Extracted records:
________________________

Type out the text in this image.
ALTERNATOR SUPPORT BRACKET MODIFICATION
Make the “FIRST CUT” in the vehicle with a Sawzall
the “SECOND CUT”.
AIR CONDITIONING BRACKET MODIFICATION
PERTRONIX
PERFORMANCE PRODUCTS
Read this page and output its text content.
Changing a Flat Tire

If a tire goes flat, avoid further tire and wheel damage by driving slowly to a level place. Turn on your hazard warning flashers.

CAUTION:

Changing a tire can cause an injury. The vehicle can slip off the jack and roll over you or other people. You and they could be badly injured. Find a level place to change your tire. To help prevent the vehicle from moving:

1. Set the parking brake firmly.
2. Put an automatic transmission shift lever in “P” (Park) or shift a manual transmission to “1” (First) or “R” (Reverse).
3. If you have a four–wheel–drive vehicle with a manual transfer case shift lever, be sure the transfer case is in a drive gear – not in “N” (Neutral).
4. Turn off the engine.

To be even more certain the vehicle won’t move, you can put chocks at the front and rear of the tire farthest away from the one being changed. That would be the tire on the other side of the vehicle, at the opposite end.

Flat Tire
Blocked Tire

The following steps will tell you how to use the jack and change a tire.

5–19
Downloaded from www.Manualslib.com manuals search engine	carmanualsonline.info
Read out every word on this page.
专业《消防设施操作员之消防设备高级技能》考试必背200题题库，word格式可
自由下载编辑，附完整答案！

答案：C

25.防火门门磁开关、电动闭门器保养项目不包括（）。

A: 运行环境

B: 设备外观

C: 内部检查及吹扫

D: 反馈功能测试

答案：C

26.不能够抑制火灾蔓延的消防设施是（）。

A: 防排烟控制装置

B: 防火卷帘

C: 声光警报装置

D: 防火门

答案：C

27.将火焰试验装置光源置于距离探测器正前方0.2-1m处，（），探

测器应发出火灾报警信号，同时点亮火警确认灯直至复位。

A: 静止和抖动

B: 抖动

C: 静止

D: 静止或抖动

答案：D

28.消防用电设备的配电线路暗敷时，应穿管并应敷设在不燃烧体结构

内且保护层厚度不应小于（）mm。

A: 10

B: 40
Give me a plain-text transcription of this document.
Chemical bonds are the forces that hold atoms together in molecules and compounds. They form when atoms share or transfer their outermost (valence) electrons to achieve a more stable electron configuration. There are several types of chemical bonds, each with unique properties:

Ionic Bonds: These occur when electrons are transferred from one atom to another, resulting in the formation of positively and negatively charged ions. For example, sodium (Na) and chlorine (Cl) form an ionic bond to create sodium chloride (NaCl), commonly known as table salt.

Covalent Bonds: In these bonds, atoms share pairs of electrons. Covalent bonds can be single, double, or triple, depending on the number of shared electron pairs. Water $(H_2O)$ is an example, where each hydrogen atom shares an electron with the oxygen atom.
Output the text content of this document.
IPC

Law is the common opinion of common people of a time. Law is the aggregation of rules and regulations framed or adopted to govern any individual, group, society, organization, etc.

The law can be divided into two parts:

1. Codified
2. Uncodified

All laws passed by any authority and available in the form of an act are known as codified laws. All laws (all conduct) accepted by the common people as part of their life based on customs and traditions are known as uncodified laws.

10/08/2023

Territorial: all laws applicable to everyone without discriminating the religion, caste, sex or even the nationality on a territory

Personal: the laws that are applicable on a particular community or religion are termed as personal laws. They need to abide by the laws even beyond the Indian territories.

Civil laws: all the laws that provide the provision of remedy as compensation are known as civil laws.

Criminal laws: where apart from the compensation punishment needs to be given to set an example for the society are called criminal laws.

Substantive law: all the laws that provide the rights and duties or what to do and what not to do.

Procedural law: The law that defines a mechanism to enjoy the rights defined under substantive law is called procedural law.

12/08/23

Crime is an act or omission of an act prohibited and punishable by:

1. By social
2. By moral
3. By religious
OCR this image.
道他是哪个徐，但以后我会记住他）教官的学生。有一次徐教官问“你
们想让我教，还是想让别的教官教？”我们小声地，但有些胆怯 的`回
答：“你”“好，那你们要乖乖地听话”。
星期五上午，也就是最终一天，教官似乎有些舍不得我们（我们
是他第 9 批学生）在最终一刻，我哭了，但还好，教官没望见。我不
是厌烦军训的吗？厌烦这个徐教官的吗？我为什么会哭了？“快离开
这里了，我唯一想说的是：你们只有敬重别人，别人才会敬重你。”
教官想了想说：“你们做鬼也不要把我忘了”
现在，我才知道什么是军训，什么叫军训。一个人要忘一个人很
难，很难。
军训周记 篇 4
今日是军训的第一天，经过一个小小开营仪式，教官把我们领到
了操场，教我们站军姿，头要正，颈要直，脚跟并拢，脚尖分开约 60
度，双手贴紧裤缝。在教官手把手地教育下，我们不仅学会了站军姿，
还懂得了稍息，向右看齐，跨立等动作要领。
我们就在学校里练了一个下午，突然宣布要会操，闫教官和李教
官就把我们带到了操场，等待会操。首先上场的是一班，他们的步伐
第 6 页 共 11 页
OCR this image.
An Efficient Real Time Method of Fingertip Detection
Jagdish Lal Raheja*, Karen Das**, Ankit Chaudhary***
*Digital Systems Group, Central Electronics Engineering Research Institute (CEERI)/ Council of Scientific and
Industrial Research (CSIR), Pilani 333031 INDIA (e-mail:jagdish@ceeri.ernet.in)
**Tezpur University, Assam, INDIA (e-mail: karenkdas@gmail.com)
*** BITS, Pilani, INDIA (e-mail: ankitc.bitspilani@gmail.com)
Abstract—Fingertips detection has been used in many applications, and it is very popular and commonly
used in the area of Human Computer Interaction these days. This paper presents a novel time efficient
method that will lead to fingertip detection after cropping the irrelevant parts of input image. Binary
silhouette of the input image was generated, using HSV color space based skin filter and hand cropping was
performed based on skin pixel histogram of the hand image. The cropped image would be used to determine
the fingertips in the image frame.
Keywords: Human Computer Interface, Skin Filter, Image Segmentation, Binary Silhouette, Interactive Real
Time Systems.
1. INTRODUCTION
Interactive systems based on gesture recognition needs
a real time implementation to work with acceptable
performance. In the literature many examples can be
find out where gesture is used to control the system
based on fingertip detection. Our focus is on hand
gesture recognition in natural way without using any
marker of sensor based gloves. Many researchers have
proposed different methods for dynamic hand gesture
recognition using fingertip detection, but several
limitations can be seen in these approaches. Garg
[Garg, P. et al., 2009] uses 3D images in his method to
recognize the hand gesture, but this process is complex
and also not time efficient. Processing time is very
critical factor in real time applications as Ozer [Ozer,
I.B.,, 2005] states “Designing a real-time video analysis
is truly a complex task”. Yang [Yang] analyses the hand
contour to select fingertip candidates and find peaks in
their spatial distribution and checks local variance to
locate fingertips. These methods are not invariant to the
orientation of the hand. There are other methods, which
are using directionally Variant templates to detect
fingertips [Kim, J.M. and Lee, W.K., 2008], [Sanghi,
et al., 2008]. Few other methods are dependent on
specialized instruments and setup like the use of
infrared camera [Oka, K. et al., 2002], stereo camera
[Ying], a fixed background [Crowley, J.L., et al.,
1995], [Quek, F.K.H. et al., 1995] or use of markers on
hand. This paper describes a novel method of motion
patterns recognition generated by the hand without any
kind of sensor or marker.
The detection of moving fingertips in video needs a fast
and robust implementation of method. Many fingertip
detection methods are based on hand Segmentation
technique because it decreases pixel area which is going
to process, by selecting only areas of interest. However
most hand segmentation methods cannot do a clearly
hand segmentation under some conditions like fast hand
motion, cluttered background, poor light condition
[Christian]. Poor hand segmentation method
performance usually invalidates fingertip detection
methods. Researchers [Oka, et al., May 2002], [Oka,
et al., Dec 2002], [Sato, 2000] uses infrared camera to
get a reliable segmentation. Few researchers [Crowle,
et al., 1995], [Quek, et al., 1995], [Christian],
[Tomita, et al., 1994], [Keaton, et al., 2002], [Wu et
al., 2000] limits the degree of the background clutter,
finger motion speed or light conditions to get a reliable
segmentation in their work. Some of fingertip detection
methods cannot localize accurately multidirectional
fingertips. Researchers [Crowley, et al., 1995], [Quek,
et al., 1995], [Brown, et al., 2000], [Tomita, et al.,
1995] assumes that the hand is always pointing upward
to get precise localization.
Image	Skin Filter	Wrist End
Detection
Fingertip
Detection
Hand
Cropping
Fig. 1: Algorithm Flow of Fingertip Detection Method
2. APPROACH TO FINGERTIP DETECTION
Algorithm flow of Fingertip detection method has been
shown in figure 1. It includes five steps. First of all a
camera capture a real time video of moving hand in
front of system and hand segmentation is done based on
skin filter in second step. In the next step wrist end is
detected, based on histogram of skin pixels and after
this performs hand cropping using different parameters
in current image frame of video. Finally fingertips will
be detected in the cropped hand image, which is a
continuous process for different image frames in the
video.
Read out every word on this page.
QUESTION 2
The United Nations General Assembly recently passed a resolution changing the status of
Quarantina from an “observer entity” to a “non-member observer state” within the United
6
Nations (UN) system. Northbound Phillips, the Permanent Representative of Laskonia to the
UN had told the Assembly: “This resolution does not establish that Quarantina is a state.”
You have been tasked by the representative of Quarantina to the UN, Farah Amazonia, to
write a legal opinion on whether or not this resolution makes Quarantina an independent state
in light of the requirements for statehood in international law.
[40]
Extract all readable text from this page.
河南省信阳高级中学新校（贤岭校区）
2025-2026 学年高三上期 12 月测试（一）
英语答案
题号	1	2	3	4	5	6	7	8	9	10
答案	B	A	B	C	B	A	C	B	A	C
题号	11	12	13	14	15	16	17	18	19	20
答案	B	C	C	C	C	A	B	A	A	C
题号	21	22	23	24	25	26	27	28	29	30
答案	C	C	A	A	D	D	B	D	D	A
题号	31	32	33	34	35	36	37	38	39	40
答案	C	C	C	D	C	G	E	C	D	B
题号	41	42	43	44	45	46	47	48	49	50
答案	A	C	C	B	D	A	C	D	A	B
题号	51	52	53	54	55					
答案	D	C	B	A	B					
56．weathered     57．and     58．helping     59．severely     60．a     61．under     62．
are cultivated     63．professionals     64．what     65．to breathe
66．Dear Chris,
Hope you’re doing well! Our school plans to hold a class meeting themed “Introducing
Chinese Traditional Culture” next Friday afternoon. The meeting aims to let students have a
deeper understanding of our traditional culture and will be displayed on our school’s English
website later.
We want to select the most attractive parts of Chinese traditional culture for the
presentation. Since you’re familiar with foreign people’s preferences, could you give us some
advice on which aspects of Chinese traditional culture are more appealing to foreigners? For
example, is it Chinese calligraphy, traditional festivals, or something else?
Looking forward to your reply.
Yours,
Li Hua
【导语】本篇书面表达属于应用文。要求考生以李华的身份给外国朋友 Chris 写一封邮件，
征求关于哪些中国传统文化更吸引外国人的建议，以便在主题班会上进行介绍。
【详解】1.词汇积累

________________________

■ GIVEN EXERCISE
Gather from the records above every line containing the string "called".

■ TASK RESPONSE
Criminal laws: where apart from the compensation punishment needs to be given to set an example for the society are called criminal laws.
Procedural law: The law that defines a mechanism to enjoy the rights defined under substantive law is called procedural law.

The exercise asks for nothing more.